DESCRIPTION OF THE TASK:
All of the records listed below should be retyped exactly.

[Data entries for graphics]
· · · ·
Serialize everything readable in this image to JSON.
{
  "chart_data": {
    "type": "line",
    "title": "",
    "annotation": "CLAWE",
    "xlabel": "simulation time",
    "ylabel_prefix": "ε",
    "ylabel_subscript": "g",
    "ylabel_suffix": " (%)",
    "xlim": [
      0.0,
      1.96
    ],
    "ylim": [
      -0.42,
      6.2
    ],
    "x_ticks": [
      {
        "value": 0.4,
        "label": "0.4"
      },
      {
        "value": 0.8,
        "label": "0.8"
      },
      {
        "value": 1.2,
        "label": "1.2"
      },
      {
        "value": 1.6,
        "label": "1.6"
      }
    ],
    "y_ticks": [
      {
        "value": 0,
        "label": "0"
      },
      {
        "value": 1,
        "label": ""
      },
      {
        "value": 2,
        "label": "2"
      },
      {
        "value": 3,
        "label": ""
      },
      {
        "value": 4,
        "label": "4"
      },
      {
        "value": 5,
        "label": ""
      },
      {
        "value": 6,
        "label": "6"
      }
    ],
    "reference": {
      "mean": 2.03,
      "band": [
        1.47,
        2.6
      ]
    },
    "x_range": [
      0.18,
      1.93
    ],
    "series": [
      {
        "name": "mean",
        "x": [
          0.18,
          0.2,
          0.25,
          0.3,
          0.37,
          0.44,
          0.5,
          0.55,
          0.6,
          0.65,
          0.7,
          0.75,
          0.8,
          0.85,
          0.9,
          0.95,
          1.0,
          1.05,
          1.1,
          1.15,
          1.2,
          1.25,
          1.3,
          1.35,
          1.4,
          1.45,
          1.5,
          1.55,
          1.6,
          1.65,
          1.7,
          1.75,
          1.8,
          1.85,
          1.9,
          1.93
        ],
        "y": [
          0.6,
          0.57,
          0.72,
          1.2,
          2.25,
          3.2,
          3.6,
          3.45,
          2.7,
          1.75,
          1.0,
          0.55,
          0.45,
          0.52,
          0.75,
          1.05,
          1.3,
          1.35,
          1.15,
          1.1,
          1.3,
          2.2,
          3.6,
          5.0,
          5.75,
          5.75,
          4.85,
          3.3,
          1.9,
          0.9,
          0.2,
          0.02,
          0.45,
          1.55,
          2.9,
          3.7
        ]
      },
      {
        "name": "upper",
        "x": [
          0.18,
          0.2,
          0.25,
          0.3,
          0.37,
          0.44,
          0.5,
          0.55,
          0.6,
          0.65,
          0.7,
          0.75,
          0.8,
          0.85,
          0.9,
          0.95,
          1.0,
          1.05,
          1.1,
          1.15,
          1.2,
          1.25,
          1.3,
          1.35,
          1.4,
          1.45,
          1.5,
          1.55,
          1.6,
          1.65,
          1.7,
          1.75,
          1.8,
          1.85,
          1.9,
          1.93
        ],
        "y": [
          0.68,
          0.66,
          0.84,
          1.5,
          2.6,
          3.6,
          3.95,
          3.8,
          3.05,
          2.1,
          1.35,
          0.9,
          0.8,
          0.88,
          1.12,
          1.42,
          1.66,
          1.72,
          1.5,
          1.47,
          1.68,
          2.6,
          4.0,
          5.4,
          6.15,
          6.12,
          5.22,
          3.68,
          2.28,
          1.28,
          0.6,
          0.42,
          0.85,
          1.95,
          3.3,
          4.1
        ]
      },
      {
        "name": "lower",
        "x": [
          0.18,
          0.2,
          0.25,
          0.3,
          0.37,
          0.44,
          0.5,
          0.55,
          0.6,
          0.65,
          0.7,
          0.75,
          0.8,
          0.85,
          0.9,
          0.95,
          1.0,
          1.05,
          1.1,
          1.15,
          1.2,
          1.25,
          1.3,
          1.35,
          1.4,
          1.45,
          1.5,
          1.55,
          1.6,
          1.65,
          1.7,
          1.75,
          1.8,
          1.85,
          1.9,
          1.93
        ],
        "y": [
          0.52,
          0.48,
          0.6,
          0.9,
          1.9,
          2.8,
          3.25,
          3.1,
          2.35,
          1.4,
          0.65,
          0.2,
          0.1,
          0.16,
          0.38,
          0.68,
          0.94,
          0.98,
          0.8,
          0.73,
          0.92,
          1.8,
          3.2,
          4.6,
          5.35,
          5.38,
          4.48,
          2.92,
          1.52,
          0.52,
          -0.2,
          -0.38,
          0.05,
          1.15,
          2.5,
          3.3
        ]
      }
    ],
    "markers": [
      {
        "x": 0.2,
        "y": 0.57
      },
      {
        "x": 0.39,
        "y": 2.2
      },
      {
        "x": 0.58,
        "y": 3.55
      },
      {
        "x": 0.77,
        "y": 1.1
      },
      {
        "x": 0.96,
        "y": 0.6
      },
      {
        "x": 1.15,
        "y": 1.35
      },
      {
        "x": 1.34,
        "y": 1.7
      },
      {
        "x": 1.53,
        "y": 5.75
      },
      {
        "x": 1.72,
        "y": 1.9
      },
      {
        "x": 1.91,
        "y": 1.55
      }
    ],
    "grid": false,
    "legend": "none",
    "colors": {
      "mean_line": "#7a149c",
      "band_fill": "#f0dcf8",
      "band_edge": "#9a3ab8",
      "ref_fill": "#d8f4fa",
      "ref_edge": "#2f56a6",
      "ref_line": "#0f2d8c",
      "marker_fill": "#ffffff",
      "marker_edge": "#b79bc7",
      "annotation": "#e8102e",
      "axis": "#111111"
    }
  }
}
· · · ·
COMPLETE RESPONSE:
Serialize everything readable in this image to JSON.
{
  "chart_data": {
    "type": "line",
    "title": "",
    "annotation": "CLAWE",
    "xlabel": "simulation time",
    "ylabel_prefix": "ε",
    "ylabel_subscript": "g",
    "ylabel_suffix": " (%)",
    "xlim": [
      0.0,
      1.96
    ],
    "ylim": [
      -0.42,
      6.2
    ],
    "x_ticks": [
      {
        "value": 0.4,
        "label": "0.4"
      },
      {
        "value": 0.8,
        "label": "0.8"
      },
      {
        "value": 1.2,
        "label": "1.2"
      },
      {
        "value": 1.6,
        "label": "1.6"
      }
    ],
    "y_ticks": [
      {
        "value": 0,
        "label": "0"
      },
      {
        "value": 1,
        "label": ""
      },
      {
        "value": 2,
        "label": "2"
      },
      {
        "value": 3,
        "label": ""
      },
      {
        "value": 4,
        "label": "4"
      },
      {
        "value": 5,
        "label": ""
      },
      {
        "value": 6,
        "label": "6"
      }
    ],
    "reference": {
      "mean": 2.03,
      "band": [
        1.47,
        2.6
      ]
    },
    "x_range": [
      0.18,
      1.93
    ],
    "series": [
      {
        "name": "mean",
        "x": [
          0.18,
          0.2,
          0.25,
          0.3,
          0.37,
          0.44,
          0.5,
          0.55,
          0.6,
          0.65,
          0.7,
          0.75,
          0.8,
          0.85,
          0.9,
          0.95,
          1.0,
          1.05,
          1.1,
          1.15,
          1.2,
          1.25,
          1.3,
          1.35,
          1.4,
          1.45,
          1.5,
          1.55,
          1.6,
          1.65,
          1.7,
          1.75,
          1.8,
          1.85,
          1.9,
          1.93
        ],
        "y": [
          0.6,
          0.57,
          0.72,
          1.2,
          2.25,
          3.2,
          3.6,
          3.45,
          2.7,
          1.75,
          1.0,
          0.55,
          0.45,
          0.52,
          0.75,
          1.05,
          1.3,
          1.35,
          1.15,
          1.1,
          1.3,
          2.2,
          3.6,
          5.0,
          5.75,
          5.75,
          4.85,
          3.3,
          1.9,
          0.9,
          0.2,
          0.02,
          0.45,
          1.55,
          2.9,
          3.7
        ]
      },
      {
        "name": "upper",
        "x": [
          0.18,
          0.2,
          0.25,
          0.3,
          0.37,
          0.44,
          0.5,
          0.55,
          0.6,
          0.65,
          0.7,
          0.75,
          0.8,
          0.85,
          0.9,
          0.95,
          1.0,
          1.05,
          1.1,
          1.15,
          1.2,
          1.25,
          1.3,
          1.35,
          1.4,
          1.45,
          1.5,
          1.55,
          1.6,
          1.65,
          1.7,
          1.75,
          1.8,
          1.85,
          1.9,
          1.93
        ],
        "y": [
          0.68,
          0.66,
          0.84,
          1.5,
          2.6,
          3.6,
          3.95,
          3.8,
          3.05,
          2.1,
          1.35,
          0.9,
          0.8,
          0.88,
          1.12,
          1.42,
          1.66,
          1.72,
          1.5,
          1.47,
          1.68,
          2.6,
          4.0,
          5.4,
          6.15,
          6.12,
          5.22,
          3.68,
          2.28,
          1.28,
          0.6,
          0.42,
          0.85,
          1.95,
          3.3,
          4.1
        ]
      },
      {
        "name": "lower",
        "x": [
          0.18,
          0.2,
          0.25,
          0.3,
          0.37,
          0.44,
          0.5,
          0.55,
          0.6,
          0.65,
          0.7,
          0.75,
          0.8,
          0.85,
          0.9,
          0.95,
          1.0,
          1.05,
          1.1,
          1.15,
          1.2,
          1.25,
          1.3,
          1.35,
          1.4,
          1.45,
          1.5,
          1.55,
          1.6,
          1.65,
          1.7,
          1.75,
          1.8,
          1.85,
          1.9,
          1.93
        ],
        "y": [
          0.52,
          0.48,
          0.6,
          0.9,
          1.9,
          2.8,
          3.25,
          3.1,
          2.35,
          1.4,
          0.65,
          0.2,
          0.1,
          0.16,
          0.38,
          0.68,
          0.94,
          0.98,
          0.8,
          0.73,
          0.92,
          1.8,
          3.2,
          4.6,
          5.35,
          5.38,
          4.48,
          2.92,
          1.52,
          0.52,
          -0.2,
          -0.38,
          0.05,
          1.15,
          2.5,
          3.3
        ]
      }
    ],
    "markers": [
      {
        "x": 0.2,
        "y": 0.57
      },
      {
        "x": 0.39,
        "y": 2.2
      },
      {
        "x": 0.58,
        "y": 3.55
      },
      {
        "x": 0.77,
        "y": 1.1
      },
      {
        "x": 0.96,
        "y": 0.6
      },
      {
        "x": 1.15,
        "y": 1.35
      },
      {
        "x": 1.34,
        "y": 1.7
      },
      {
        "x": 1.53,
        "y": 5.75
      },
      {
        "x": 1.72,
        "y": 1.9
      },
      {
        "x": 1.91,
        "y": 1.55
      }
    ],
    "grid": false,
    "legend": "none",
    "colors": {
      "mean_line": "#7a149c",
      "band_fill": "#f0dcf8",
      "band_edge": "#9a3ab8",
      "ref_fill": "#d8f4fa",
      "ref_edge": "#2f56a6",
      "ref_line": "#0f2d8c",
      "marker_fill": "#ffffff",
      "marker_edge": "#b79bc7",
      "annotation": "#e8102e",
      "axis": "#111111"
    }
  }
}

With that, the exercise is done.